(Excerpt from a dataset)
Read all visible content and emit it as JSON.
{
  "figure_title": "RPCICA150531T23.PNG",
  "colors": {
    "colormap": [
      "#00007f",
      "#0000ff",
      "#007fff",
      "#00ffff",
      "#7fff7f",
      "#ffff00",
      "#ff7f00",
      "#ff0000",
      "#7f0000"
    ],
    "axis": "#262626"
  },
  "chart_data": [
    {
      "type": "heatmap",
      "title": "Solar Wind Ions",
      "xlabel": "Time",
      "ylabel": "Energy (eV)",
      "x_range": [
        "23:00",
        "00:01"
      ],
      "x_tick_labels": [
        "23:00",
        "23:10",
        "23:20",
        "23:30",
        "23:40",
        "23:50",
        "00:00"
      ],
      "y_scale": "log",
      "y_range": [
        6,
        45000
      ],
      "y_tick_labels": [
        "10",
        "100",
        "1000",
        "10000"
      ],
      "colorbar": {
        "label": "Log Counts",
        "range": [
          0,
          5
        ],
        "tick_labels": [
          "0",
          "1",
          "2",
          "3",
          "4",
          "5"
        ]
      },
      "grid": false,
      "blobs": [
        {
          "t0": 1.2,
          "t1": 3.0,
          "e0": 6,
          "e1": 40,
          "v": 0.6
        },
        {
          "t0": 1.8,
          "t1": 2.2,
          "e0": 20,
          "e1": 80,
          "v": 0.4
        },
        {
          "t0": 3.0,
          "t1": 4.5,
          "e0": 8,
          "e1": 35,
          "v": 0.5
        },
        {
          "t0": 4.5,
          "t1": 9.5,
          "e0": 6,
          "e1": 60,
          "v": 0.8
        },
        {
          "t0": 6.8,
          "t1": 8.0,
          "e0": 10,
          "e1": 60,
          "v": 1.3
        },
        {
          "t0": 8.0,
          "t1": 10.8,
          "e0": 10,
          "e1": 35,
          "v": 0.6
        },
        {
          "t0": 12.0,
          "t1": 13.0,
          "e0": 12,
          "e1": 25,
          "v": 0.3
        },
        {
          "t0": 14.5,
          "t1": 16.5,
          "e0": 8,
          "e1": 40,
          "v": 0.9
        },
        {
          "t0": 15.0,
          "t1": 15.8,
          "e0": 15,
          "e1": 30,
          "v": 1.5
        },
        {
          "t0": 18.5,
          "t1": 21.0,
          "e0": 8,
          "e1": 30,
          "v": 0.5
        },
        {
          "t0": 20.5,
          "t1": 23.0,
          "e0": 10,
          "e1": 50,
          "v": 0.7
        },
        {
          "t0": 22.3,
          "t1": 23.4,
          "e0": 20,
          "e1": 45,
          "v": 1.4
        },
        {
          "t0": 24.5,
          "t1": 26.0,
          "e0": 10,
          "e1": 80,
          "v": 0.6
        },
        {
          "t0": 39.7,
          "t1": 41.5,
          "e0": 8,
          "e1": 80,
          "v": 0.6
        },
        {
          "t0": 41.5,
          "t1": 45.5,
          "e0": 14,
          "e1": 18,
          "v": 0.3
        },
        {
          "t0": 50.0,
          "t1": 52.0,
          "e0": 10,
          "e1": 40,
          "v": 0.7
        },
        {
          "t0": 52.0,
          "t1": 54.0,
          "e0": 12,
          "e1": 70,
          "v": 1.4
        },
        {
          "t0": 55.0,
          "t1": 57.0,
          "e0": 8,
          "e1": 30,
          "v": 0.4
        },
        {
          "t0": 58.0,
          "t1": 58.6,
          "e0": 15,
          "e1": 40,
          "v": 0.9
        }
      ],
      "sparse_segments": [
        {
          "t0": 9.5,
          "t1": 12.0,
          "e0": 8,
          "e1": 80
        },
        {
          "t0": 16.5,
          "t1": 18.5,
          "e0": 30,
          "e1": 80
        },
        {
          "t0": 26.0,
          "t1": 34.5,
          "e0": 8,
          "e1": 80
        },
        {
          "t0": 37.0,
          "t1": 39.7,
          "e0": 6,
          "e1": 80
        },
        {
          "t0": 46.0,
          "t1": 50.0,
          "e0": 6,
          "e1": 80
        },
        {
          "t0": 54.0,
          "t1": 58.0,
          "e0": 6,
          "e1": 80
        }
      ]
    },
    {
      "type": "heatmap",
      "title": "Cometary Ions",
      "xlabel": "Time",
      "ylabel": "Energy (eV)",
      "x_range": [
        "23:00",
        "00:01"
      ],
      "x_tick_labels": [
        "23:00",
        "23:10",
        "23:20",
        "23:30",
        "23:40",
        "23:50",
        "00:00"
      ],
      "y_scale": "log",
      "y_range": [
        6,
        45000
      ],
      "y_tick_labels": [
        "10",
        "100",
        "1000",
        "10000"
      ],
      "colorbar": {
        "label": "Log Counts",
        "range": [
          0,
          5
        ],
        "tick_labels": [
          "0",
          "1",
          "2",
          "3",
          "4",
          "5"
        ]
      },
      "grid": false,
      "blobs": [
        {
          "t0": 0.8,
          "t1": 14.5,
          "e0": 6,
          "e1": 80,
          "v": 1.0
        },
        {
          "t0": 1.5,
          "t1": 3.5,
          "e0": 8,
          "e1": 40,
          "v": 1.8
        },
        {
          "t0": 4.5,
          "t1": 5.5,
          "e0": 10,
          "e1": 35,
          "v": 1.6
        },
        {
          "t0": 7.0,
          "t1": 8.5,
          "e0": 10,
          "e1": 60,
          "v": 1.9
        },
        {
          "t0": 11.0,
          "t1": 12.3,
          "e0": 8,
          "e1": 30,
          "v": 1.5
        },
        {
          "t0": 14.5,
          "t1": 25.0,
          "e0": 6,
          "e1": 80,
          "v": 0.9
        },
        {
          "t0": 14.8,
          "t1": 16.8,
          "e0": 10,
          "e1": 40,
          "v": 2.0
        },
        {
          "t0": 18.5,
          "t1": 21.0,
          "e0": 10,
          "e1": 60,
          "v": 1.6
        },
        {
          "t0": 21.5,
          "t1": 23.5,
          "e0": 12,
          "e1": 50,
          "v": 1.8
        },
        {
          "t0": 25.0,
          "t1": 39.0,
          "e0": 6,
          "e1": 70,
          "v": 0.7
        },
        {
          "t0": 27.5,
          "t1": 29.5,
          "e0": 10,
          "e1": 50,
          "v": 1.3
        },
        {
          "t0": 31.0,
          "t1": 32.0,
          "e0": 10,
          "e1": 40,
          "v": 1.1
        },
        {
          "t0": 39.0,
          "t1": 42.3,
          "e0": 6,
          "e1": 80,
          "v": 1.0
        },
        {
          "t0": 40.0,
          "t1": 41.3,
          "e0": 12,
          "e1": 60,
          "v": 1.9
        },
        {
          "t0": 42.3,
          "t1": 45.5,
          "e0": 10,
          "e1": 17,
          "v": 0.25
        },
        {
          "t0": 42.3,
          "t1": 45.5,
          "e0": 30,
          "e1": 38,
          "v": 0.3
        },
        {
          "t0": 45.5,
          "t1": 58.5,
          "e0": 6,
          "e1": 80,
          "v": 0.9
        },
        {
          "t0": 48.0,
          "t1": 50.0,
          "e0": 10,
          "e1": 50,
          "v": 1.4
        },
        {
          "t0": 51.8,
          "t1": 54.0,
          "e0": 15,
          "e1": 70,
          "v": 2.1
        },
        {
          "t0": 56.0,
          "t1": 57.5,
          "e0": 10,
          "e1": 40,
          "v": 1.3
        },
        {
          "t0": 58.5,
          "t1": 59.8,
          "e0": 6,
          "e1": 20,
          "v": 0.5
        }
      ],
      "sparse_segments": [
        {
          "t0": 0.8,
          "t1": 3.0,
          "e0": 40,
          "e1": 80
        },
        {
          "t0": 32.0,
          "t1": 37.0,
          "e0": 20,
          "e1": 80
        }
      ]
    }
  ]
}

Goal of the exercise: Transcribe every line of the data, exactly as it stands.

Finished task:
Read all visible content and emit it as JSON.
{
  "figure_title": "RPCICA150531T23.PNG",
  "colors": {
    "colormap": [
      "#00007f",
      "#0000ff",
      "#007fff",
      "#00ffff",
      "#7fff7f",
      "#ffff00",
      "#ff7f00",
      "#ff0000",
      "#7f0000"
    ],
    "axis": "#262626"
  },
  "chart_data": [
    {
      "type": "heatmap",
      "title": "Solar Wind Ions",
      "xlabel": "Time",
      "ylabel": "Energy (eV)",
      "x_range": [
        "23:00",
        "00:01"
      ],
      "x_tick_labels": [
        "23:00",
        "23:10",
        "23:20",
        "23:30",
        "23:40",
        "23:50",
        "00:00"
      ],
      "y_scale": "log",
      "y_range": [
        6,
        45000
      ],
      "y_tick_labels": [
        "10",
        "100",
        "1000",
        "10000"
      ],
      "colorbar": {
        "label": "Log Counts",
        "range": [
          0,
          5
        ],
        "tick_labels": [
          "0",
          "1",
          "2",
          "3",
          "4",
          "5"
        ]
      },
      "grid": false,
      "blobs": [
        {
          "t0": 1.2,
          "t1": 3.0,
          "e0": 6,
          "e1": 40,
          "v": 0.6
        },
        {
          "t0": 1.8,
          "t1": 2.2,
          "e0": 20,
          "e1": 80,
          "v": 0.4
        },
        {
          "t0": 3.0,
          "t1": 4.5,
          "e0": 8,
          "e1": 35,
          "v": 0.5
        },
        {
          "t0": 4.5,
          "t1": 9.5,
          "e0": 6,
          "e1": 60,
          "v": 0.8
        },
        {
          "t0": 6.8,
          "t1": 8.0,
          "e0": 10,
          "e1": 60,
          "v": 1.3
        },
        {
          "t0": 8.0,
          "t1": 10.8,
          "e0": 10,
          "e1": 35,
          "v": 0.6
        },
        {
          "t0": 12.0,
          "t1": 13.0,
          "e0": 12,
          "e1": 25,
          "v": 0.3
        },
        {
          "t0": 14.5,
          "t1": 16.5,
          "e0": 8,
          "e1": 40,
          "v": 0.9
        },
        {
          "t0": 15.0,
          "t1": 15.8,
          "e0": 15,
          "e1": 30,
          "v": 1.5
        },
        {
          "t0": 18.5,
          "t1": 21.0,
          "e0": 8,
          "e1": 30,
          "v": 0.5
        },
        {
          "t0": 20.5,
          "t1": 23.0,
          "e0": 10,
          "e1": 50,
          "v": 0.7
        },
        {
          "t0": 22.3,
          "t1": 23.4,
          "e0": 20,
          "e1": 45,
          "v": 1.4
        },
        {
          "t0": 24.5,
          "t1": 26.0,
          "e0": 10,
          "e1": 80,
          "v": 0.6
        },
        {
          "t0": 39.7,
          "t1": 41.5,
          "e0": 8,
          "e1": 80,
          "v": 0.6
        },
        {
          "t0": 41.5,
          "t1": 45.5,
          "e0": 14,
          "e1": 18,
          "v": 0.3
        },
        {
          "t0": 50.0,
          "t1": 52.0,
          "e0": 10,
          "e1": 40,
          "v": 0.7
        },
        {
          "t0": 52.0,
          "t1": 54.0,
          "e0": 12,
          "e1": 70,
          "v": 1.4
        },
        {
          "t0": 55.0,
          "t1": 57.0,
          "e0": 8,
          "e1": 30,
          "v": 0.4
        },
        {
          "t0": 58.0,
          "t1": 58.6,
          "e0": 15,
          "e1": 40,
          "v": 0.9
        }
      ],
      "sparse_segments": [
        {
          "t0": 9.5,
          "t1": 12.0,
          "e0": 8,
          "e1": 80
        },
        {
          "t0": 16.5,
          "t1": 18.5,
          "e0": 30,
          "e1": 80
        },
        {
          "t0": 26.0,
          "t1": 34.5,
          "e0": 8,
          "e1": 80
        },
        {
          "t0": 37.0,
          "t1": 39.7,
          "e0": 6,
          "e1": 80
        },
        {
          "t0": 46.0,
          "t1": 50.0,
          "e0": 6,
          "e1": 80
        },
        {
          "t0": 54.0,
          "t1": 58.0,
          "e0": 6,
          "e1": 80
        }
      ]
    },
    {
      "type": "heatmap",
      "title": "Cometary Ions",
      "xlabel": "Time",
      "ylabel": "Energy (eV)",
      "x_range": [
        "23:00",
        "00:01"
      ],
      "x_tick_labels": [
        "23:00",
        "23:10",
        "23:20",
        "23:30",
        "23:40",
        "23:50",
        "00:00"
      ],
      "y_scale": "log",
      "y_range": [
        6,
        45000
      ],
      "y_tick_labels": [
        "10",
        "100",
        "1000",
        "10000"
      ],
      "colorbar": {
        "label": "Log Counts",
        "range": [
          0,
          5
        ],
        "tick_labels": [
          "0",
          "1",
          "2",
          "3",
          "4",
          "5"
        ]
      },
      "grid": false,
      "blobs": [
        {
          "t0": 0.8,
          "t1": 14.5,
          "e0": 6,
          "e1": 80,
          "v": 1.0
        },
        {
          "t0": 1.5,
          "t1": 3.5,
          "e0": 8,
          "e1": 40,
          "v": 1.8
        },
        {
          "t0": 4.5,
          "t1": 5.5,
          "e0": 10,
          "e1": 35,
          "v": 1.6
        },
        {
          "t0": 7.0,
          "t1": 8.5,
          "e0": 10,
          "e1": 60,
          "v": 1.9
        },
        {
          "t0": 11.0,
          "t1": 12.3,
          "e0": 8,
          "e1": 30,
          "v": 1.5
        },
        {
          "t0": 14.5,
          "t1": 25.0,
          "e0": 6,
          "e1": 80,
          "v": 0.9
        },
        {
          "t0": 14.8,
          "t1": 16.8,
          "e0": 10,
          "e1": 40,
          "v": 2.0
        },
        {
          "t0": 18.5,
          "t1": 21.0,
          "e0": 10,
          "e1": 60,
          "v": 1.6
        },
        {
          "t0": 21.5,
          "t1": 23.5,
          "e0": 12,
          "e1": 50,
          "v": 1.8
        },
        {
          "t0": 25.0,
          "t1": 39.0,
          "e0": 6,
          "e1": 70,
          "v": 0.7
        },
        {
          "t0": 27.5,
          "t1": 29.5,
          "e0": 10,
          "e1": 50,
          "v": 1.3
        },
        {
          "t0": 31.0,
          "t1": 32.0,
          "e0": 10,
          "e1": 40,
          "v": 1.1
        },
        {
          "t0": 39.0,
          "t1": 42.3,
          "e0": 6,
          "e1": 80,
          "v": 1.0
        },
        {
          "t0": 40.0,
          "t1": 41.3,
          "e0": 12,
          "e1": 60,
          "v": 1.9
        },
        {
          "t0": 42.3,
          "t1": 45.5,
          "e0": 10,
          "e1": 17,
          "v": 0.25
        },
        {
          "t0": 42.3,
          "t1": 45.5,
          "e0": 30,
          "e1": 38,
          "v": 0.3
        },
        {
          "t0": 45.5,
          "t1": 58.5,
          "e0": 6,
          "e1": 80,
          "v": 0.9
        },
        {
          "t0": 48.0,
          "t1": 50.0,
          "e0": 10,
          "e1": 50,
          "v": 1.4
        },
        {
          "t0": 51.8,
          "t1": 54.0,
          "e0": 15,
          "e1": 70,
          "v": 2.1
        },
        {
          "t0": 56.0,
          "t1": 57.5,
          "e0": 10,
          "e1": 40,
          "v": 1.3
        },
        {
          "t0": 58.5,
          "t1": 59.8,
          "e0": 6,
          "e1": 20,
          "v": 0.5
        }
      ],
      "sparse_segments": [
        {
          "t0": 0.8,
          "t1": 3.0,
          "e0": 40,
          "e1": 80
        },
        {
          "t0": 32.0,
          "t1": 37.0,
          "e0": 20,
          "e1": 80
        }
      ]
    }
  ]
}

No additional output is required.